# Work instructions
Images appear in the records below; leave them out and repeat everything else exactly.

━━━━━━

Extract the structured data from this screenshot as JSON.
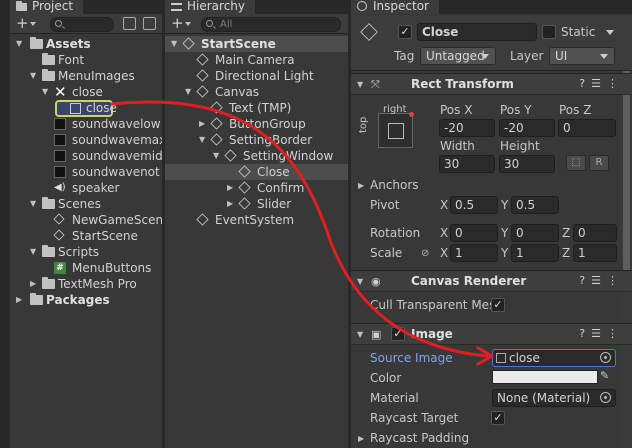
{
  "project": {
    "tab": "Project",
    "items": [
      {
        "label": "Assets",
        "type": "folder",
        "bold": true
      },
      {
        "label": "Font",
        "type": "folder"
      },
      {
        "label": "MenuImages",
        "type": "folder"
      },
      {
        "label": "close",
        "type": "sprite-x"
      },
      {
        "label": "close",
        "type": "sprite-sub",
        "selected": true
      },
      {
        "label": "soundwavelow",
        "type": "sprite-dark"
      },
      {
        "label": "soundwavemax",
        "type": "sprite-dark"
      },
      {
        "label": "soundwavemid",
        "type": "sprite-dark"
      },
      {
        "label": "soundwavenot",
        "type": "sprite-dark"
      },
      {
        "label": "speaker",
        "type": "audio"
      },
      {
        "label": "Scenes",
        "type": "folder"
      },
      {
        "label": "NewGameScene",
        "type": "unity"
      },
      {
        "label": "StartScene",
        "type": "unity"
      },
      {
        "label": "Scripts",
        "type": "folder"
      },
      {
        "label": "MenuButtons",
        "type": "script"
      },
      {
        "label": "TextMesh Pro",
        "type": "folder"
      },
      {
        "label": "Packages",
        "type": "folder",
        "bold": true
      }
    ]
  },
  "hierarchy": {
    "tab": "Hierarchy",
    "search_placeholder": "All",
    "items": [
      {
        "label": "StartScene",
        "bold": true
      },
      {
        "label": "Main Camera"
      },
      {
        "label": "Directional Light"
      },
      {
        "label": "Canvas"
      },
      {
        "label": "Text (TMP)"
      },
      {
        "label": "ButtonGroup"
      },
      {
        "label": "SettingBorder"
      },
      {
        "label": "SettingWindow"
      },
      {
        "label": "Close",
        "selected": true
      },
      {
        "label": "Confirm"
      },
      {
        "label": "Slider"
      },
      {
        "label": "EventSystem"
      }
    ]
  },
  "inspector": {
    "tab": "Inspector",
    "object_name": "Close",
    "static_label": "Static",
    "tag_label": "Tag",
    "tag_value": "Untagged",
    "layer_label": "Layer",
    "layer_value": "UI",
    "rect_transform": {
      "title": "Rect Transform",
      "anchor_h": "right",
      "anchor_v": "top",
      "pos_x_label": "Pos X",
      "pos_x": "-20",
      "pos_y_label": "Pos Y",
      "pos_y": "-20",
      "pos_z_label": "Pos Z",
      "pos_z": "0",
      "width_label": "Width",
      "width": "30",
      "height_label": "Height",
      "height": "30",
      "r_button": "R",
      "anchors_label": "Anchors",
      "pivot_label": "Pivot",
      "pivot_x": "0.5",
      "pivot_y": "0.5",
      "rotation_label": "Rotation",
      "rot_x": "0",
      "rot_y": "0",
      "rot_z": "0",
      "scale_label": "Scale",
      "scale_x": "1",
      "scale_y": "1",
      "scale_z": "1",
      "x": "X",
      "y": "Y",
      "z": "Z"
    },
    "canvas_renderer": {
      "title": "Canvas Renderer",
      "cull_label": "Cull Transparent Mes"
    },
    "image": {
      "title": "Image",
      "source_label": "Source Image",
      "source_value": "close",
      "color_label": "Color",
      "material_label": "Material",
      "material_value": "None (Material)",
      "raycast_label": "Raycast Target",
      "padding_label": "Raycast Padding"
    }
  },
  "colors": {
    "arrow": "#e02020",
    "selection": "#c9d46a",
    "label_blue": "#7ea6ea"
  }
}
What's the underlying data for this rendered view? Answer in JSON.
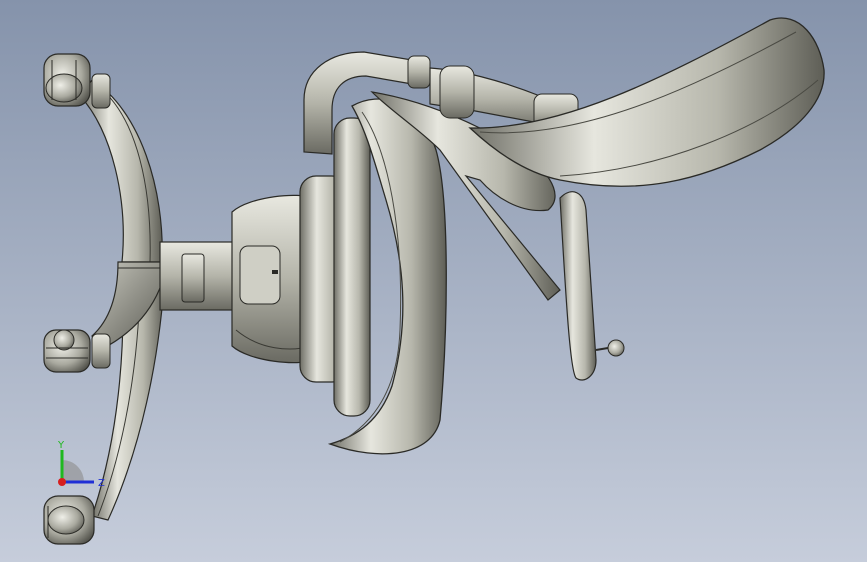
{
  "viewport": {
    "background_top": "#8593ab",
    "background_bottom": "#c6cddb"
  },
  "model": {
    "shade_light": "#e4e4dc",
    "shade_mid": "#b9b9ae",
    "shade_dark": "#6f6f66",
    "edge_color": "#2a2a26"
  },
  "triad": {
    "y_label": "Y",
    "z_label": "Z",
    "y_color": "#1fb81f",
    "z_color": "#1f2fd6",
    "x_color": "#d61f1f"
  }
}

━━━━━━

# Answer for this exercise
Extract the structured data from this screenshot as JSON.
{
  "project": {
    "tab": "Project",
    "items": [
      {
        "label": "Assets",
        "type": "folder",
        "bold": true
      },
      {
        "label": "Font",
        "type": "folder"
      },
      {
        "label": "MenuImages",
        "type": "folder"
      },
      {
        "label": "close",
        "type": "sprite-x"
      },
      {
        "label": "close",
        "type": "sprite-sub",
        "selected": true
      },
      {
        "label": "soundwavelow",
        "type": "sprite-dark"
      },
      {
        "label": "soundwavemax",
        "type": "sprite-dark"
      },
      {
        "label": "soundwavemid",
        "type": "sprite-dark"
      },
      {
        "label": "soundwavenot",
        "type": "sprite-dark"
      },
      {
        "label": "speaker",
        "type": "audio"
      },
      {
        "label": "Scenes",
        "type": "folder"
      },
      {
        "label": "NewGameScene",
        "type": "unity"
      },
      {
        "label": "StartScene",
        "type": "unity"
      },
      {
        "label": "Scripts",
        "type": "folder"
      },
      {
        "label": "MenuButtons",
        "type": "script"
      },
      {
        "label": "TextMesh Pro",
        "type": "folder"
      },
      {
        "label": "Packages",
        "type": "folder",
        "bold": true
      }
    ]
  },
  "hierarchy": {
    "tab": "Hierarchy",
    "search_placeholder": "All",
    "items": [
      {
        "label": "StartScene",
        "bold": true
      },
      {
        "label": "Main Camera"
      },
      {
        "label": "Directional Light"
      },
      {
        "label": "Canvas"
      },
      {
        "label": "Text (TMP)"
      },
      {
        "label": "ButtonGroup"
      },
      {
        "label": "SettingBorder"
      },
      {
        "label": "SettingWindow"
      },
      {
        "label": "Close",
        "selected": true
      },
      {
        "label": "Confirm"
      },
      {
        "label": "Slider"
      },
      {
        "label": "EventSystem"
      }
    ]
  },
  "inspector": {
    "tab": "Inspector",
    "object_name": "Close",
    "static_label": "Static",
    "tag_label": "Tag",
    "tag_value": "Untagged",
    "layer_label": "Layer",
    "layer_value": "UI",
    "rect_transform": {
      "title": "Rect Transform",
      "anchor_h": "right",
      "anchor_v": "top",
      "pos_x_label": "Pos X",
      "pos_x": "-20",
      "pos_y_label": "Pos Y",
      "pos_y": "-20",
      "pos_z_label": "Pos Z",
      "pos_z": "0",
      "width_label": "Width",
      "width": "30",
      "height_label": "Height",
      "height": "30",
      "r_button": "R",
      "anchors_label": "Anchors",
      "pivot_label": "Pivot",
      "pivot_x": "0.5",
      "pivot_y": "0.5",
      "rotation_label": "Rotation",
      "rot_x": "0",
      "rot_y": "0",
      "rot_z": "0",
      "scale_label": "Scale",
      "scale_x": "1",
      "scale_y": "1",
      "scale_z": "1",
      "x": "X",
      "y": "Y",
      "z": "Z"
    },
    "canvas_renderer": {
      "title": "Canvas Renderer",
      "cull_label": "Cull Transparent Mes"
    },
    "image": {
      "title": "Image",
      "source_label": "Source Image",
      "source_value": "close",
      "color_label": "Color",
      "material_label": "Material",
      "material_value": "None (Material)",
      "raycast_label": "Raycast Target",
      "padding_label": "Raycast Padding"
    }
  },
  "colors": {
    "arrow": "#e02020",
    "selection": "#c9d46a",
    "label_blue": "#7ea6ea"
  }
}
What's the underlying data for this rendered view? Answer in JSON.
{
  "viewport": {
    "background_top": "#8593ab",
    "background_bottom": "#c6cddb"
  },
  "model": {
    "shade_light": "#e4e4dc",
    "shade_mid": "#b9b9ae",
    "shade_dark": "#6f6f66",
    "edge_color": "#2a2a26"
  },
  "triad": {
    "y_label": "Y",
    "z_label": "Z",
    "y_color": "#1fb81f",
    "z_color": "#1f2fd6",
    "x_color": "#d61f1f"
  }
}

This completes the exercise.